# THE PROBLEM:
Write out the listing in full, matching it word for word.

## BEGIN

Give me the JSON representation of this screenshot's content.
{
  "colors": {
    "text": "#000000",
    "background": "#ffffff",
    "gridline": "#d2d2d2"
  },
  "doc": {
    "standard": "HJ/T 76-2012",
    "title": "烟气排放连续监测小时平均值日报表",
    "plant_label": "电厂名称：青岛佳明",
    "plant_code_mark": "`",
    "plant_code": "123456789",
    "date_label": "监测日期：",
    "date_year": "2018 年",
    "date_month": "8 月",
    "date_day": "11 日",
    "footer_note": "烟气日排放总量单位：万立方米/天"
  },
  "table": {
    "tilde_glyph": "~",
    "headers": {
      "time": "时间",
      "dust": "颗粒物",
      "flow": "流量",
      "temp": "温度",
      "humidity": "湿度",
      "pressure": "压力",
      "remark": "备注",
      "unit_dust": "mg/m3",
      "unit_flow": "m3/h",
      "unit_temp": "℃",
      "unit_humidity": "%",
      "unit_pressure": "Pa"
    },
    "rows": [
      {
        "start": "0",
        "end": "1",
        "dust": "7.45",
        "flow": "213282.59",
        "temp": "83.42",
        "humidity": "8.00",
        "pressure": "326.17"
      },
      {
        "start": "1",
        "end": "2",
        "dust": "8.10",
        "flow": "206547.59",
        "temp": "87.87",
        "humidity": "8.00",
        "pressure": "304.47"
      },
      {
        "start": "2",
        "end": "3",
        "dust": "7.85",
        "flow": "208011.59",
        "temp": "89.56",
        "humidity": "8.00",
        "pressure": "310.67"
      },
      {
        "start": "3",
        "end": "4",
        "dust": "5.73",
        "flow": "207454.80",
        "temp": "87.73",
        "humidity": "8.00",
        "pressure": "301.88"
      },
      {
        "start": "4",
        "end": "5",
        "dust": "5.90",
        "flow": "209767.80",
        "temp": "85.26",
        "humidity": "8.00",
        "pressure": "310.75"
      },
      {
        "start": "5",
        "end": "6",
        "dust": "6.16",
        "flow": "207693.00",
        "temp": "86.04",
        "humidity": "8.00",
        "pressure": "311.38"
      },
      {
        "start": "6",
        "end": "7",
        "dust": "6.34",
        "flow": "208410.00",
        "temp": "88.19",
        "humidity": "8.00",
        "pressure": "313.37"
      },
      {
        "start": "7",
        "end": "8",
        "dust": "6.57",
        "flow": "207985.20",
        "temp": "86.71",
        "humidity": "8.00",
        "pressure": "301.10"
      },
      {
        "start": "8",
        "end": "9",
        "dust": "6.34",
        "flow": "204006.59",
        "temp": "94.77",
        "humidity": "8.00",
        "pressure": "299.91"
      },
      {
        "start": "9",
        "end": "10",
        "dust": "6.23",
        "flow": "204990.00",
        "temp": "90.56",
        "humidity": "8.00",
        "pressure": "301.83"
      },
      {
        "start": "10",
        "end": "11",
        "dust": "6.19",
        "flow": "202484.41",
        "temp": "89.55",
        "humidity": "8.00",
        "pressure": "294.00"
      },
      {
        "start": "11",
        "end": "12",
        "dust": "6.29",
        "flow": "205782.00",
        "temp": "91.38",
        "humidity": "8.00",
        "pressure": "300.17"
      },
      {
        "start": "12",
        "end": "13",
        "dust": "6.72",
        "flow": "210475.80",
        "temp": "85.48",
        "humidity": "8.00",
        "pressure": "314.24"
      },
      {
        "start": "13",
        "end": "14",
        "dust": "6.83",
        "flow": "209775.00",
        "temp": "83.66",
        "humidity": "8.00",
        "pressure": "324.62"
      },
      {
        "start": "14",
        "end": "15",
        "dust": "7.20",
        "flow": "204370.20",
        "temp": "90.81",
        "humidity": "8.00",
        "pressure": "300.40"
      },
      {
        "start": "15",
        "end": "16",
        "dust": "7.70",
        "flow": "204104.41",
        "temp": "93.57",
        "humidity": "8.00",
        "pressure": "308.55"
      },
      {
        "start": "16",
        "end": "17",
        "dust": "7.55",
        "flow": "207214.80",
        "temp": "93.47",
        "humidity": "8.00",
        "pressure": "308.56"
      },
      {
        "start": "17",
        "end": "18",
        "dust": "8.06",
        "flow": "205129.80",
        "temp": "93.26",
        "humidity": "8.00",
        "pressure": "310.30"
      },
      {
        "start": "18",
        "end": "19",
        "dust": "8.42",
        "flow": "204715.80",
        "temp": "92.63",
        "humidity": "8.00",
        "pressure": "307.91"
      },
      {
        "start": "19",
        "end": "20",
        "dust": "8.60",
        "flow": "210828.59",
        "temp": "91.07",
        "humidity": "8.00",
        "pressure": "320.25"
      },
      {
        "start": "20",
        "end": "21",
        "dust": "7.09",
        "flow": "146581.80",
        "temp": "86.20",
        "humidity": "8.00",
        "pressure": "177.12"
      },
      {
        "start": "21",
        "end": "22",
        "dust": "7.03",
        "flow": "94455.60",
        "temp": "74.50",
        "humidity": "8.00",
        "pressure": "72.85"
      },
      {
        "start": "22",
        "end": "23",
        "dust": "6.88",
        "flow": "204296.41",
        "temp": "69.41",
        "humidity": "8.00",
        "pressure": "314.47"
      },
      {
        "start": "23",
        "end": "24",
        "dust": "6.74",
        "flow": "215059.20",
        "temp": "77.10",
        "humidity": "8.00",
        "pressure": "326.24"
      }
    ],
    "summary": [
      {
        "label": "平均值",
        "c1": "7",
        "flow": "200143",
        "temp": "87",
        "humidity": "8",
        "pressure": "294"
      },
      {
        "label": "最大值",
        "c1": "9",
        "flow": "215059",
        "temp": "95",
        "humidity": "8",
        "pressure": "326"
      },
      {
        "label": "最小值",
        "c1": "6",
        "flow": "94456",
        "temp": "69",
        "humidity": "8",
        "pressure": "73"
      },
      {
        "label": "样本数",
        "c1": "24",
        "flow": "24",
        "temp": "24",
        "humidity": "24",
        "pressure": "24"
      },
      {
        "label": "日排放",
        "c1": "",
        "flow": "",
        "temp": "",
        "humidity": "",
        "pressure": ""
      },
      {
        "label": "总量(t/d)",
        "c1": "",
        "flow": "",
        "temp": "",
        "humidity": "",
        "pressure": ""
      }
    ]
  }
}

## END

# FULL RESPONSE:
Give me the JSON representation of this screenshot's content.
{
  "colors": {
    "text": "#000000",
    "background": "#ffffff",
    "gridline": "#d2d2d2"
  },
  "doc": {
    "standard": "HJ/T 76-2012",
    "title": "烟气排放连续监测小时平均值日报表",
    "plant_label": "电厂名称：青岛佳明",
    "plant_code_mark": "`",
    "plant_code": "123456789",
    "date_label": "监测日期：",
    "date_year": "2018 年",
    "date_month": "8 月",
    "date_day": "11 日",
    "footer_note": "烟气日排放总量单位：万立方米/天"
  },
  "table": {
    "tilde_glyph": "~",
    "headers": {
      "time": "时间",
      "dust": "颗粒物",
      "flow": "流量",
      "temp": "温度",
      "humidity": "湿度",
      "pressure": "压力",
      "remark": "备注",
      "unit_dust": "mg/m3",
      "unit_flow": "m3/h",
      "unit_temp": "℃",
      "unit_humidity": "%",
      "unit_pressure": "Pa"
    },
    "rows": [
      {
        "start": "0",
        "end": "1",
        "dust": "7.45",
        "flow": "213282.59",
        "temp": "83.42",
        "humidity": "8.00",
        "pressure": "326.17"
      },
      {
        "start": "1",
        "end": "2",
        "dust": "8.10",
        "flow": "206547.59",
        "temp": "87.87",
        "humidity": "8.00",
        "pressure": "304.47"
      },
      {
        "start": "2",
        "end": "3",
        "dust": "7.85",
        "flow": "208011.59",
        "temp": "89.56",
        "humidity": "8.00",
        "pressure": "310.67"
      },
      {
        "start": "3",
        "end": "4",
        "dust": "5.73",
        "flow": "207454.80",
        "temp": "87.73",
        "humidity": "8.00",
        "pressure": "301.88"
      },
      {
        "start": "4",
        "end": "5",
        "dust": "5.90",
        "flow": "209767.80",
        "temp": "85.26",
        "humidity": "8.00",
        "pressure": "310.75"
      },
      {
        "start": "5",
        "end": "6",
        "dust": "6.16",
        "flow": "207693.00",
        "temp": "86.04",
        "humidity": "8.00",
        "pressure": "311.38"
      },
      {
        "start": "6",
        "end": "7",
        "dust": "6.34",
        "flow": "208410.00",
        "temp": "88.19",
        "humidity": "8.00",
        "pressure": "313.37"
      },
      {
        "start": "7",
        "end": "8",
        "dust": "6.57",
        "flow": "207985.20",
        "temp": "86.71",
        "humidity": "8.00",
        "pressure": "301.10"
      },
      {
        "start": "8",
        "end": "9",
        "dust": "6.34",
        "flow": "204006.59",
        "temp": "94.77",
        "humidity": "8.00",
        "pressure": "299.91"
      },
      {
        "start": "9",
        "end": "10",
        "dust": "6.23",
        "flow": "204990.00",
        "temp": "90.56",
        "humidity": "8.00",
        "pressure": "301.83"
      },
      {
        "start": "10",
        "end": "11",
        "dust": "6.19",
        "flow": "202484.41",
        "temp": "89.55",
        "humidity": "8.00",
        "pressure": "294.00"
      },
      {
        "start": "11",
        "end": "12",
        "dust": "6.29",
        "flow": "205782.00",
        "temp": "91.38",
        "humidity": "8.00",
        "pressure": "300.17"
      },
      {
        "start": "12",
        "end": "13",
        "dust": "6.72",
        "flow": "210475.80",
        "temp": "85.48",
        "humidity": "8.00",
        "pressure": "314.24"
      },
      {
        "start": "13",
        "end": "14",
        "dust": "6.83",
        "flow": "209775.00",
        "temp": "83.66",
        "humidity": "8.00",
        "pressure": "324.62"
      },
      {
        "start": "14",
        "end": "15",
        "dust": "7.20",
        "flow": "204370.20",
        "temp": "90.81",
        "humidity": "8.00",
        "pressure": "300.40"
      },
      {
        "start": "15",
        "end": "16",
        "dust": "7.70",
        "flow": "204104.41",
        "temp": "93.57",
        "humidity": "8.00",
        "pressure": "308.55"
      },
      {
        "start": "16",
        "end": "17",
        "dust": "7.55",
        "flow": "207214.80",
        "temp": "93.47",
        "humidity": "8.00",
        "pressure": "308.56"
      },
      {
        "start": "17",
        "end": "18",
        "dust": "8.06",
        "flow": "205129.80",
        "temp": "93.26",
        "humidity": "8.00",
        "pressure": "310.30"
      },
      {
        "start": "18",
        "end": "19",
        "dust": "8.42",
        "flow": "204715.80",
        "temp": "92.63",
        "humidity": "8.00",
        "pressure": "307.91"
      },
      {
        "start": "19",
        "end": "20",
        "dust": "8.60",
        "flow": "210828.59",
        "temp": "91.07",
        "humidity": "8.00",
        "pressure": "320.25"
      },
      {
        "start": "20",
        "end": "21",
        "dust": "7.09",
        "flow": "146581.80",
        "temp": "86.20",
        "humidity": "8.00",
        "pressure": "177.12"
      },
      {
        "start": "21",
        "end": "22",
        "dust": "7.03",
        "flow": "94455.60",
        "temp": "74.50",
        "humidity": "8.00",
        "pressure": "72.85"
      },
      {
        "start": "22",
        "end": "23",
        "dust": "6.88",
        "flow": "204296.41",
        "temp": "69.41",
        "humidity": "8.00",
        "pressure": "314.47"
      },
      {
        "start": "23",
        "end": "24",
        "dust": "6.74",
        "flow": "215059.20",
        "temp": "77.10",
        "humidity": "8.00",
        "pressure": "326.24"
      }
    ],
    "summary": [
      {
        "label": "平均值",
        "c1": "7",
        "flow": "200143",
        "temp": "87",
        "humidity": "8",
        "pressure": "294"
      },
      {
        "label": "最大值",
        "c1": "9",
        "flow": "215059",
        "temp": "95",
        "humidity": "8",
        "pressure": "326"
      },
      {
        "label": "最小值",
        "c1": "6",
        "flow": "94456",
        "temp": "69",
        "humidity": "8",
        "pressure": "73"
      },
      {
        "label": "样本数",
        "c1": "24",
        "flow": "24",
        "temp": "24",
        "humidity": "24",
        "pressure": "24"
      },
      {
        "label": "日排放",
        "c1": "",
        "flow": "",
        "temp": "",
        "humidity": "",
        "pressure": ""
      },
      {
        "label": "总量(t/d)",
        "c1": "",
        "flow": "",
        "temp": "",
        "humidity": "",
        "pressure": ""
      }
    ]
  }
}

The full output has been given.